DATA SUPPLIED

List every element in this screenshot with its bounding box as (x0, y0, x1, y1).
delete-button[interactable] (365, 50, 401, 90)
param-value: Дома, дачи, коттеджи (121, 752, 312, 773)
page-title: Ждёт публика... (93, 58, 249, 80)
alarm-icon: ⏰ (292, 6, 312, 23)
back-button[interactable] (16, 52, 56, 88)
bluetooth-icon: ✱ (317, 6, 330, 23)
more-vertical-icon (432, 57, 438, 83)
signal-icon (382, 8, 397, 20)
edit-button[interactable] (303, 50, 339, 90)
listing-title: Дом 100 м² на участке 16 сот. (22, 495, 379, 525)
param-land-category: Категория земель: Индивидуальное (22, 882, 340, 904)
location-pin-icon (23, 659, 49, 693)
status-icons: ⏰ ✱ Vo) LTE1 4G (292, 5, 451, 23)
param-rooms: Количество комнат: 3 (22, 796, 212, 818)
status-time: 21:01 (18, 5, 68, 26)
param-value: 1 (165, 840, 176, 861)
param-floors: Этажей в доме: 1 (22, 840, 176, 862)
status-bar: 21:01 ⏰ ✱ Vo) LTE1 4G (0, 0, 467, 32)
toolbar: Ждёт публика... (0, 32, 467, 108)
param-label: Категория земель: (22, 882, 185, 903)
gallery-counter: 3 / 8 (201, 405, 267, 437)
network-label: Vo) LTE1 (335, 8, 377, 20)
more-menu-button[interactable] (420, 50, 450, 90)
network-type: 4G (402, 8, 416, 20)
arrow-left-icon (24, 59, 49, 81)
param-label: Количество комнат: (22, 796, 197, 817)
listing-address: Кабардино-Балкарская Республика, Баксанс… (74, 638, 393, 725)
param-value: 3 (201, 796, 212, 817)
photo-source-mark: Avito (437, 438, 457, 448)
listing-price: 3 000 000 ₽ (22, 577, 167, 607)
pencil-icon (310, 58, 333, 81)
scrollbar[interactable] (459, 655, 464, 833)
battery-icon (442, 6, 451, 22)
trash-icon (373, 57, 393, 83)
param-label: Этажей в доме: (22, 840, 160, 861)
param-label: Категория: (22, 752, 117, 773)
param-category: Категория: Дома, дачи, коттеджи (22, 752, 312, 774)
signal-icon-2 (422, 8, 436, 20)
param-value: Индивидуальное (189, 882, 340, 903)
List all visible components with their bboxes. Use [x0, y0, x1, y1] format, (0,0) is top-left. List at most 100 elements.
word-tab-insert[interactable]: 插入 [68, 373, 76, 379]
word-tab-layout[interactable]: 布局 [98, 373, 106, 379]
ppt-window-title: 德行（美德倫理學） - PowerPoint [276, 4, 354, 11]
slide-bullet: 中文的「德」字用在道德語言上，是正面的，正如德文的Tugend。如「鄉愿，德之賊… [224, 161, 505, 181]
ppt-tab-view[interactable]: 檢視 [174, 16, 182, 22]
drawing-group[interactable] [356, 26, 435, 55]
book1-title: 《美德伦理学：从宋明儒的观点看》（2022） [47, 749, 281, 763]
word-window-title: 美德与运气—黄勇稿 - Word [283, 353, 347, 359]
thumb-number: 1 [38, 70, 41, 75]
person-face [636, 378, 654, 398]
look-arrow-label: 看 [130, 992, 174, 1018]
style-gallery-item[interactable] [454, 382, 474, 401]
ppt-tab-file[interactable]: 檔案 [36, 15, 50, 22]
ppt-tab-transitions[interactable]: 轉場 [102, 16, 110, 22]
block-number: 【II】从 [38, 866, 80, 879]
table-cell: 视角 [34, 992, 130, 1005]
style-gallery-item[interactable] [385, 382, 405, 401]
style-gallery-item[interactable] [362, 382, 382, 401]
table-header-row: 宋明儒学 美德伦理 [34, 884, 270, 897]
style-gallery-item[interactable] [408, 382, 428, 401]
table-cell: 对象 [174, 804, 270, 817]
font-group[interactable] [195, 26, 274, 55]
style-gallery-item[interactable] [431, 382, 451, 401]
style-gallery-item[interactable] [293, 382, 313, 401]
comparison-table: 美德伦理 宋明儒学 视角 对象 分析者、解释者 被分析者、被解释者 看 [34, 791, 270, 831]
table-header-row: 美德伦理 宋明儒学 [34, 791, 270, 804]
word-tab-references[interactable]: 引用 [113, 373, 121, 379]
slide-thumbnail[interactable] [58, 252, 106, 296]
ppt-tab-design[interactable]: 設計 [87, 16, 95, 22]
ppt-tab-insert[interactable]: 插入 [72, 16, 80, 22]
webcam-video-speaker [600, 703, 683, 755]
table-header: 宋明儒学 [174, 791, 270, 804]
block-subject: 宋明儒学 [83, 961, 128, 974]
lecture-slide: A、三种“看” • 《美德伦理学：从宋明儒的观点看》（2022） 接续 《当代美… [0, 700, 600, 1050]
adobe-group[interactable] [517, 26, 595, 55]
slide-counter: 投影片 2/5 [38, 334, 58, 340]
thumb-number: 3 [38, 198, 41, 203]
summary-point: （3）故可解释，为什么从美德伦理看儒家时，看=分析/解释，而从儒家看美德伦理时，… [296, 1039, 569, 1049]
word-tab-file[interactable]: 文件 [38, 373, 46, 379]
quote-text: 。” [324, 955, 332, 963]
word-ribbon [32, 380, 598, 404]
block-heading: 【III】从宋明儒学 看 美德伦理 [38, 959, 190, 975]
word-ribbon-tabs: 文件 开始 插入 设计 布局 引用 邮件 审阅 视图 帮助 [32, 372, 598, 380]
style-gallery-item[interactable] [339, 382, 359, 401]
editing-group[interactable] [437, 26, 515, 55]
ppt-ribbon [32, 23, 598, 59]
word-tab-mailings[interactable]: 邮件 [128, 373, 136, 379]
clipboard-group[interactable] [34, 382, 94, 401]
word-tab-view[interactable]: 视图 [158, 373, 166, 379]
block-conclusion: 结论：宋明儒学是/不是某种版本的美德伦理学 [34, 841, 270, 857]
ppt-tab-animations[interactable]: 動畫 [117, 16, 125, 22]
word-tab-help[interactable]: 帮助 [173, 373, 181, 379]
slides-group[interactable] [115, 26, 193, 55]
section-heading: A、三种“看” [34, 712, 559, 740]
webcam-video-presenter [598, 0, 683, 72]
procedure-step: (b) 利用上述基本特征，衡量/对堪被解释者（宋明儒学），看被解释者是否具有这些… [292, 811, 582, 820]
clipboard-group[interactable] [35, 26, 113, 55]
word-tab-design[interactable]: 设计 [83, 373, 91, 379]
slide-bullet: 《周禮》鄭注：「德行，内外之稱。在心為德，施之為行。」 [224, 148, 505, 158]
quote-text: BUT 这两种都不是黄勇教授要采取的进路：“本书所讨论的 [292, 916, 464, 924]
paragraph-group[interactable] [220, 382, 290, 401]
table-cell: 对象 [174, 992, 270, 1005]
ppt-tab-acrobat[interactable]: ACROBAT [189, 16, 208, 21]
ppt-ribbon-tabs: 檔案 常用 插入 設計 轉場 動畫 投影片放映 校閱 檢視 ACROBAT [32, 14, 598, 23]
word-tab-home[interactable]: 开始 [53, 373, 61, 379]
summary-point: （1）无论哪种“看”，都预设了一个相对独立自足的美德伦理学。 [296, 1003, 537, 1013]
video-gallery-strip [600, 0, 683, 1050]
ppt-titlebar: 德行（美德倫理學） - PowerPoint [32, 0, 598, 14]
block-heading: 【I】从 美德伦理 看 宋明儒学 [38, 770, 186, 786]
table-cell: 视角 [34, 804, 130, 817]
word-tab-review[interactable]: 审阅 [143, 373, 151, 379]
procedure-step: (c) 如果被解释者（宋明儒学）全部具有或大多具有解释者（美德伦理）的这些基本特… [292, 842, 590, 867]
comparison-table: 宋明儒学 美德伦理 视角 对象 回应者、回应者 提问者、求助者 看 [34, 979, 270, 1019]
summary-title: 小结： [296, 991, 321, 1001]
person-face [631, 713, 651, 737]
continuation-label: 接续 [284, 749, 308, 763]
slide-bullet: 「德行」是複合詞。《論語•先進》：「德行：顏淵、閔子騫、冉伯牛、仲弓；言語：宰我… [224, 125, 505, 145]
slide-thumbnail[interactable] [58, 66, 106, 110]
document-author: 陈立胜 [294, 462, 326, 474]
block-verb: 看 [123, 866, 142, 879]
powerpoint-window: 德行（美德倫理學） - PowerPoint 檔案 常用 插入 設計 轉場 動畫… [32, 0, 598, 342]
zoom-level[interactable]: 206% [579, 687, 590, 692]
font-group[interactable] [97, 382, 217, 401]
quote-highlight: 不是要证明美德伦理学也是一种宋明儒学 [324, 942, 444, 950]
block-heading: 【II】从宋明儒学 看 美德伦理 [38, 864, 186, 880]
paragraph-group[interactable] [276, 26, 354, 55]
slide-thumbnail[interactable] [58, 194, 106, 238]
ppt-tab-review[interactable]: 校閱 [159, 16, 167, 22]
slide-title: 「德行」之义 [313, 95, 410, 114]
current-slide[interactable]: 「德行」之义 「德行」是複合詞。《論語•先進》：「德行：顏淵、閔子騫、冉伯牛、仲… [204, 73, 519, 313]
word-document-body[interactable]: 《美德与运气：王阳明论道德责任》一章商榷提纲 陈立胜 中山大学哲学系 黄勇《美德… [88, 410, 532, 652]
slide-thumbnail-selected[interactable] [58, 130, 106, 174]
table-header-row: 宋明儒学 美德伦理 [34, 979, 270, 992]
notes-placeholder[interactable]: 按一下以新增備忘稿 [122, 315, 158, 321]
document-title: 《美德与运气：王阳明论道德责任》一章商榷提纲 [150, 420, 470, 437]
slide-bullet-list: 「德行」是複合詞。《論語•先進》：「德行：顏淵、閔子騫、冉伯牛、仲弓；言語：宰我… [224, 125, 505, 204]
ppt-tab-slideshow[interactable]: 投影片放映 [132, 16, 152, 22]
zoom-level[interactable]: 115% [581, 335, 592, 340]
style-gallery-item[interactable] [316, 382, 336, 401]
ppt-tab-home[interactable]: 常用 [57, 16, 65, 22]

INSTRUCTIONS FOR THE TASK
Recast the material, from its first line through the line containing "status-bar: 21:01 ⏰", as a Markdown table with the columns Row and Line. Number each row and leave out blank lines.

SOLUTION
| Row | Line |
|---|---|
| 1 | List every element in this screenshot with its bounding box as (x0, y0, x1, y1). |
| 2 | delete-button[interactable] (365, 50, 401, 90) |
| 3 | param-value: Дома, дачи, коттеджи (121, 752, 312, 773) |
| 4 | page-title: Ждёт публика... (93, 58, 249, 80) |
| 5 | alarm-icon: ⏰ (292, 6, 312, 23) |
| 6 | back-button[interactable] (16, 52, 56, 88) |
| 7 | bluetooth-icon: ✱ (317, 6, 330, 23) |
| 8 | more-vertical-icon (432, 57, 438, 83) |
| 9 | signal-icon (382, 8, 397, 20) |
| 10 | edit-button[interactable] (303, 50, 339, 90) |
| 11 | listing-title: Дом 100 м² на участке 16 сот. (22, 495, 379, 525) |
| 12 | param-land-category: Категория земель: Индивидуальное (22, 882, 340, 904) |
| 13 | location-pin-icon (23, 659, 49, 693) |
| 14 | status-icons: ⏰ ✱ Vo) LTE1 4G (292, 5, 451, 23) |
| 15 | param-rooms: Количество комнат: 3 (22, 796, 212, 818) |
| 16 | status-time: 21:01 (18, 5, 68, 26) |
| 17 | param-value: 1 (165, 840, 176, 861) |
| 18 | param-floors: Этажей в доме: 1 (22, 840, 176, 862) |
| 19 | status-bar: 21:01 ⏰ ✱ Vo) LTE1 4G (0, 0, 467, 32) |